§ **Your objective**: Without further comment, state how many lines in the listing below contain the word "koberce".
━━━
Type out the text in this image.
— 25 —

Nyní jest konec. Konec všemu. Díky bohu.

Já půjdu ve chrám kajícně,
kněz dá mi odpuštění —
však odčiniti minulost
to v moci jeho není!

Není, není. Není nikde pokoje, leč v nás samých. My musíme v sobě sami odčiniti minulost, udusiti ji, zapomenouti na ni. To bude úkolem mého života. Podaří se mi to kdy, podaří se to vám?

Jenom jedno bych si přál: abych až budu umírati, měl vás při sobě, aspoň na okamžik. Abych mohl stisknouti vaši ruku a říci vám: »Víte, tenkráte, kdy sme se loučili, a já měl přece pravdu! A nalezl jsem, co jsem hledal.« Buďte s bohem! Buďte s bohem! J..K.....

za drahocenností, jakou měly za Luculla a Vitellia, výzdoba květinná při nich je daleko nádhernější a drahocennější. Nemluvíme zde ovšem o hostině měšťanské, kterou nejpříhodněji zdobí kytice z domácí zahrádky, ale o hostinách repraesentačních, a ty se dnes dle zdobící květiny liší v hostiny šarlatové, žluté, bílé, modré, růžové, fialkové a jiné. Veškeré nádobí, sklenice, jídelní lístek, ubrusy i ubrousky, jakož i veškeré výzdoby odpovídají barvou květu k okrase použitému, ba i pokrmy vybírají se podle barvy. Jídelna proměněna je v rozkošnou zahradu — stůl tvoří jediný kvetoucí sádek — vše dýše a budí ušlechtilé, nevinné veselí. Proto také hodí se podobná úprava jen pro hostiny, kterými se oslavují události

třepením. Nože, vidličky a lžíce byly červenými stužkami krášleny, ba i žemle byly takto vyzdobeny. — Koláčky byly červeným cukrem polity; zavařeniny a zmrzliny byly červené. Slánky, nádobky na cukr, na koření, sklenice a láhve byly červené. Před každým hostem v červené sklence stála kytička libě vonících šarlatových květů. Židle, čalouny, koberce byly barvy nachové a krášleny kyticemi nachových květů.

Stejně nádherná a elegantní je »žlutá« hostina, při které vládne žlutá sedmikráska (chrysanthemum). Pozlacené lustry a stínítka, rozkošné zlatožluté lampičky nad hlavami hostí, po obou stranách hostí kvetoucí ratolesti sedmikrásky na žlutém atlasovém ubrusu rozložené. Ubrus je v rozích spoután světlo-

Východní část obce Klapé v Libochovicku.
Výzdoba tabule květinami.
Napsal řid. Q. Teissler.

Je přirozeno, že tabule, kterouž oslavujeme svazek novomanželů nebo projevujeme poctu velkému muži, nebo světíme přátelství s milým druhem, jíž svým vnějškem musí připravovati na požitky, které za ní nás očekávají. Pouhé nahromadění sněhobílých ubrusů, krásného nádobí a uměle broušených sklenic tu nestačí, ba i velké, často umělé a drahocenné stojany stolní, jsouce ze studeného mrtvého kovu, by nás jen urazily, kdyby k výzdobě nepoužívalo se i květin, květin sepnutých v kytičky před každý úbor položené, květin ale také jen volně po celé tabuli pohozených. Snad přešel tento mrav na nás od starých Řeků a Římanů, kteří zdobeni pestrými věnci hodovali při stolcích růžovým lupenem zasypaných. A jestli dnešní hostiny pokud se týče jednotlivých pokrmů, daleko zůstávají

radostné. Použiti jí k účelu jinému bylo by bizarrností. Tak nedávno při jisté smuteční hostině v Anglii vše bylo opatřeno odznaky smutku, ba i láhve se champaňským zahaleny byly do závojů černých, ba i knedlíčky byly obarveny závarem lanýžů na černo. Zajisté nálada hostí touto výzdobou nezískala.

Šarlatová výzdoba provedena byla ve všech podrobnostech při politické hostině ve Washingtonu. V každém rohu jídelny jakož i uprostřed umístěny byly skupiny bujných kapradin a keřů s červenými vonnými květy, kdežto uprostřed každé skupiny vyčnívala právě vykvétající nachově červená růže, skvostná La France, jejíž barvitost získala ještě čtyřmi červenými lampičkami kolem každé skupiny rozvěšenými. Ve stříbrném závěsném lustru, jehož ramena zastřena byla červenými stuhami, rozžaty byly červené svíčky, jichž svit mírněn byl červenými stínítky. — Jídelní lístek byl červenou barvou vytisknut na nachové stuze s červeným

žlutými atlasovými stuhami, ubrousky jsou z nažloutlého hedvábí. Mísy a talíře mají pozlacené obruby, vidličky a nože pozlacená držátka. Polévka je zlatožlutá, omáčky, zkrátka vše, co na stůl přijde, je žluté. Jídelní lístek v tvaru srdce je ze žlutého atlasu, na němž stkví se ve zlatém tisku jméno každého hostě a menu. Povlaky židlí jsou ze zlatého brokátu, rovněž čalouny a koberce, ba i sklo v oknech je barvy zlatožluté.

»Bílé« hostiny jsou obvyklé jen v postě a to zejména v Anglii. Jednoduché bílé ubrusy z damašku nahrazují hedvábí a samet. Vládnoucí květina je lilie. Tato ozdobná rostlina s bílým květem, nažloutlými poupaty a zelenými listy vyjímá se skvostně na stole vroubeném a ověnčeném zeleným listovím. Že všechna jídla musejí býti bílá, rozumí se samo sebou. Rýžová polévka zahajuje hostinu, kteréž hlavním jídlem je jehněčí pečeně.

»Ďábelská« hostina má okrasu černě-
━━━
§ **Final answer**: 2